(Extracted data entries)
┄┄┄┄┄┄
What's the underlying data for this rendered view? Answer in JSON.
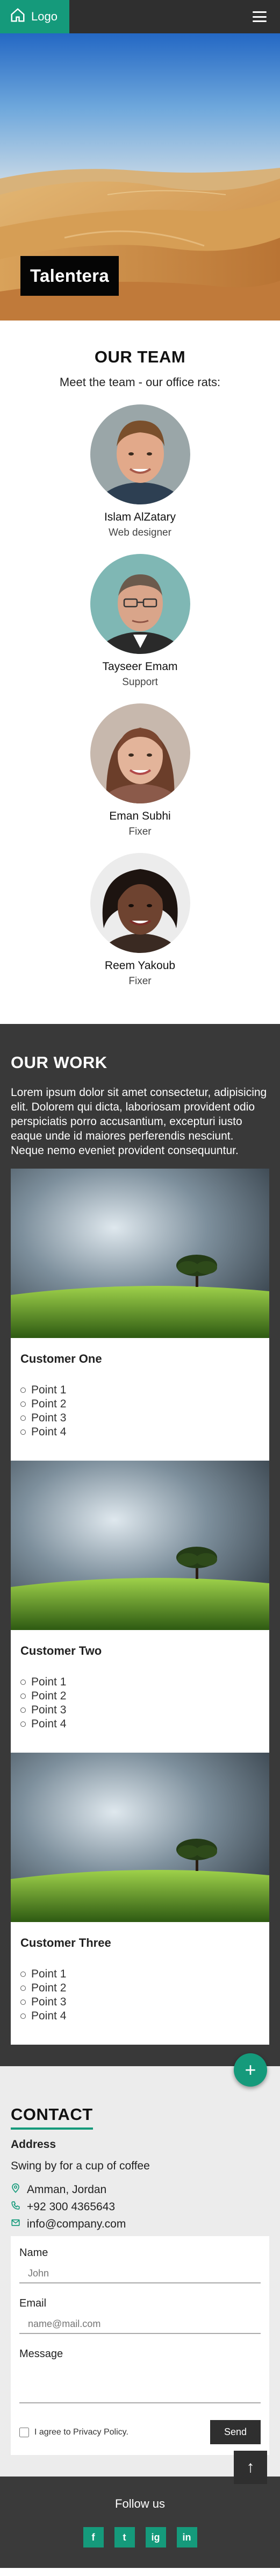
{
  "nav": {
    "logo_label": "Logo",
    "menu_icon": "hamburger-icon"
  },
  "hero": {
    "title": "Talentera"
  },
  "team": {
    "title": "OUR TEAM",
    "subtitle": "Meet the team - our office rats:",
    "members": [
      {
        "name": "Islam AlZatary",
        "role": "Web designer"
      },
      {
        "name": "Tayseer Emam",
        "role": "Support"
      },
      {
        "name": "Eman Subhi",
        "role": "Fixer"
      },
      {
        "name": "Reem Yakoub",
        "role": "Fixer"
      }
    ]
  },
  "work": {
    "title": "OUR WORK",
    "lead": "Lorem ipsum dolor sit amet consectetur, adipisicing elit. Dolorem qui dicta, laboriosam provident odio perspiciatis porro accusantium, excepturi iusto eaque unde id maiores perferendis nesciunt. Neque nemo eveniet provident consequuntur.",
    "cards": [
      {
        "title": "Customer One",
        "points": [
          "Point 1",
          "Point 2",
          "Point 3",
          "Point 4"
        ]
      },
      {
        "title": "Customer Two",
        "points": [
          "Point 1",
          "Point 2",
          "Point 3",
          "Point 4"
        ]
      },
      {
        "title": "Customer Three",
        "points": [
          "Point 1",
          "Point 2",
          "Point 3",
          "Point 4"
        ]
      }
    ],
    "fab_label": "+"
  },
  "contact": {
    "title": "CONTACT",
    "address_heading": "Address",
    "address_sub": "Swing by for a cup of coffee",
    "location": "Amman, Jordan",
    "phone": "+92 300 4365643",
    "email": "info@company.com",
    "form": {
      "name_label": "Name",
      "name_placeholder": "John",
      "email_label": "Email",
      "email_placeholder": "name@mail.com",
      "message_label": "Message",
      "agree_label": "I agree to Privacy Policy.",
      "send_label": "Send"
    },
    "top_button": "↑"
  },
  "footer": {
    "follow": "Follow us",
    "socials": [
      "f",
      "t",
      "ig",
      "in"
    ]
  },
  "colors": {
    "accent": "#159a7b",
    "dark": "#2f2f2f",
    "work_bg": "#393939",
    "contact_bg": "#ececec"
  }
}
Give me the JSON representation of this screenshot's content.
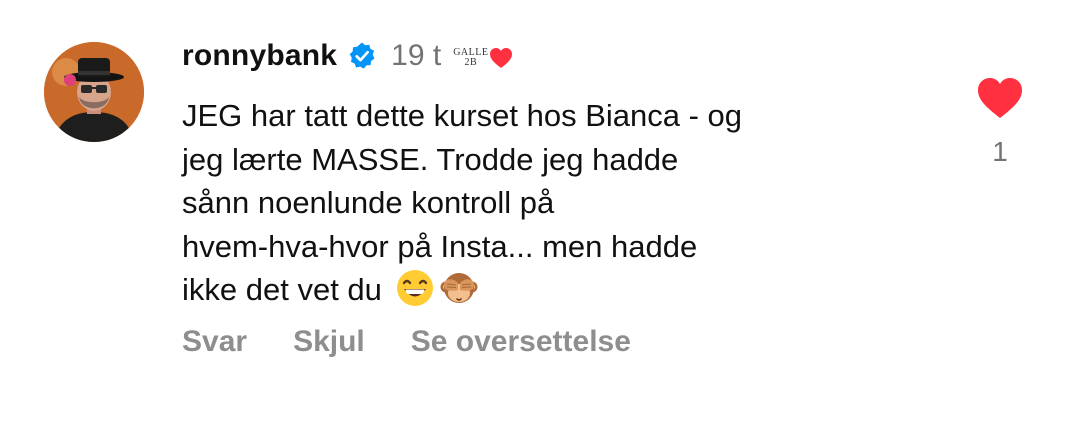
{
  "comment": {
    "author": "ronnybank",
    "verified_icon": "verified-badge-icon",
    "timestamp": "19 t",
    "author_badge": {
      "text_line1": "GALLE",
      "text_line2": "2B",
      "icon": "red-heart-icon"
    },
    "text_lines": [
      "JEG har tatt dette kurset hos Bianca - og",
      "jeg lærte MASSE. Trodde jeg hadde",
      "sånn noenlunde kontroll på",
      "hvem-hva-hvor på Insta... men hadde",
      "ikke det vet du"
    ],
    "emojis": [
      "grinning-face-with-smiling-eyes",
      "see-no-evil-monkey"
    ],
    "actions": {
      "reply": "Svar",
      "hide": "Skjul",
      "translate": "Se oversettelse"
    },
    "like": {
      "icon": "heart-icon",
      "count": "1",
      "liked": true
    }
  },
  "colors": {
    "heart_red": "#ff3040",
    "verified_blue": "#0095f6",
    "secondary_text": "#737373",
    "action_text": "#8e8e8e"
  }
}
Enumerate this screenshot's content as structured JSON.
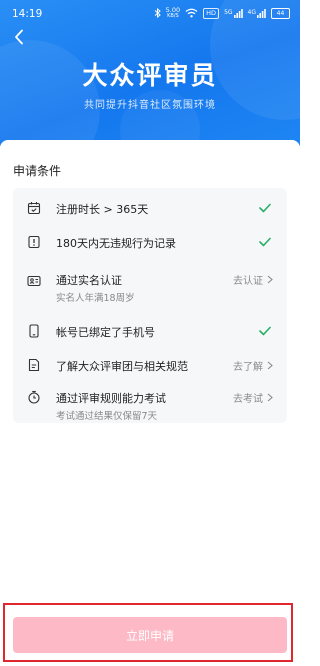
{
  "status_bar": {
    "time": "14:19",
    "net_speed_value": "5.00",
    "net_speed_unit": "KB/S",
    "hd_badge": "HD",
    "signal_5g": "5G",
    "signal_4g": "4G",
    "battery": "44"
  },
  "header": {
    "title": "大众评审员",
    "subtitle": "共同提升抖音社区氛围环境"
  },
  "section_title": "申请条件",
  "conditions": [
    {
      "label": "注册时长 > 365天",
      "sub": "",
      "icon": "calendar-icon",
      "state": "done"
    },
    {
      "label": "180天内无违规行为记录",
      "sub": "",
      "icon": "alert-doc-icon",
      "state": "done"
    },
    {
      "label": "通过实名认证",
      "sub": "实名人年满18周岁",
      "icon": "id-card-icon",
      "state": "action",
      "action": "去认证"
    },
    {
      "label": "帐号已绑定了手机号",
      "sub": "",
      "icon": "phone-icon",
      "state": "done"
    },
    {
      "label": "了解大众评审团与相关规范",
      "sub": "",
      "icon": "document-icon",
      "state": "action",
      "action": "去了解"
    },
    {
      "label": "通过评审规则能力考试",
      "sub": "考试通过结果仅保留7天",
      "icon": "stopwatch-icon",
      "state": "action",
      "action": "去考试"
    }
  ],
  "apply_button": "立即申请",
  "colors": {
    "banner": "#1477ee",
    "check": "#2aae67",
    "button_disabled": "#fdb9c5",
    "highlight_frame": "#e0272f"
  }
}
┄┄┄┄┄┄
Nothing in the entries above should change when they are printed again, except that the pictures are dropped.

What's the underlying data for this rendered view? Answer in JSON.
{
  "nav": {
    "logo_label": "Logo",
    "menu_icon": "hamburger-icon"
  },
  "hero": {
    "title": "Talentera"
  },
  "team": {
    "title": "OUR TEAM",
    "subtitle": "Meet the team - our office rats:",
    "members": [
      {
        "name": "Islam AlZatary",
        "role": "Web designer"
      },
      {
        "name": "Tayseer Emam",
        "role": "Support"
      },
      {
        "name": "Eman Subhi",
        "role": "Fixer"
      },
      {
        "name": "Reem Yakoub",
        "role": "Fixer"
      }
    ]
  },
  "work": {
    "title": "OUR WORK",
    "lead": "Lorem ipsum dolor sit amet consectetur, adipisicing elit. Dolorem qui dicta, laboriosam provident odio perspiciatis porro accusantium, excepturi iusto eaque unde id maiores perferendis nesciunt. Neque nemo eveniet provident consequuntur.",
    "cards": [
      {
        "title": "Customer One",
        "points": [
          "Point 1",
          "Point 2",
          "Point 3",
          "Point 4"
        ]
      },
      {
        "title": "Customer Two",
        "points": [
          "Point 1",
          "Point 2",
          "Point 3",
          "Point 4"
        ]
      },
      {
        "title": "Customer Three",
        "points": [
          "Point 1",
          "Point 2",
          "Point 3",
          "Point 4"
        ]
      }
    ],
    "fab_label": "+"
  },
  "contact": {
    "title": "CONTACT",
    "address_heading": "Address",
    "address_sub": "Swing by for a cup of coffee",
    "location": "Amman, Jordan",
    "phone": "+92 300 4365643",
    "email": "info@company.com",
    "form": {
      "name_label": "Name",
      "name_placeholder": "John",
      "email_label": "Email",
      "email_placeholder": "name@mail.com",
      "message_label": "Message",
      "agree_label": "I agree to Privacy Policy.",
      "send_label": "Send"
    },
    "top_button": "↑"
  },
  "footer": {
    "follow": "Follow us",
    "socials": [
      "f",
      "t",
      "ig",
      "in"
    ]
  },
  "colors": {
    "accent": "#159a7b",
    "dark": "#2f2f2f",
    "work_bg": "#393939",
    "contact_bg": "#ececec"
  }
}
Give me the JSON representation of this screenshot's content.
{
  "comment": {
    "author": "ronnybank",
    "verified_icon": "verified-badge-icon",
    "timestamp": "19 t",
    "author_badge": {
      "text_line1": "GALLE",
      "text_line2": "2B",
      "icon": "red-heart-icon"
    },
    "text_lines": [
      "JEG har tatt dette kurset hos Bianca - og",
      "jeg lærte MASSE. Trodde jeg hadde",
      "sånn noenlunde kontroll på",
      "hvem-hva-hvor på Insta... men hadde",
      "ikke det vet du"
    ],
    "emojis": [
      "grinning-face-with-smiling-eyes",
      "see-no-evil-monkey"
    ],
    "actions": {
      "reply": "Svar",
      "hide": "Skjul",
      "translate": "Se oversettelse"
    },
    "like": {
      "icon": "heart-icon",
      "count": "1",
      "liked": true
    }
  },
  "colors": {
    "heart_red": "#ff3040",
    "verified_blue": "#0095f6",
    "secondary_text": "#737373",
    "action_text": "#8e8e8e"
  }
}
Enumerate this screenshot's content as structured JSON.
{
  "status_bar": {
    "time": "14:19",
    "net_speed_value": "5.00",
    "net_speed_unit": "KB/S",
    "hd_badge": "HD",
    "signal_5g": "5G",
    "signal_4g": "4G",
    "battery": "44"
  },
  "header": {
    "title": "大众评审员",
    "subtitle": "共同提升抖音社区氛围环境"
  },
  "section_title": "申请条件",
  "conditions": [
    {
      "label": "注册时长 > 365天",
      "sub": "",
      "icon": "calendar-icon",
      "state": "done"
    },
    {
      "label": "180天内无违规行为记录",
      "sub": "",
      "icon": "alert-doc-icon",
      "state": "done"
    },
    {
      "label": "通过实名认证",
      "sub": "实名人年满18周岁",
      "icon": "id-card-icon",
      "state": "action",
      "action": "去认证"
    },
    {
      "label": "帐号已绑定了手机号",
      "sub": "",
      "icon": "phone-icon",
      "state": "done"
    },
    {
      "label": "了解大众评审团与相关规范",
      "sub": "",
      "icon": "document-icon",
      "state": "action",
      "action": "去了解"
    },
    {
      "label": "通过评审规则能力考试",
      "sub": "考试通过结果仅保留7天",
      "icon": "stopwatch-icon",
      "state": "action",
      "action": "去考试"
    }
  ],
  "apply_button": "立即申请",
  "colors": {
    "banner": "#1477ee",
    "check": "#2aae67",
    "button_disabled": "#fdb9c5",
    "highlight_frame": "#e0272f"
  }
}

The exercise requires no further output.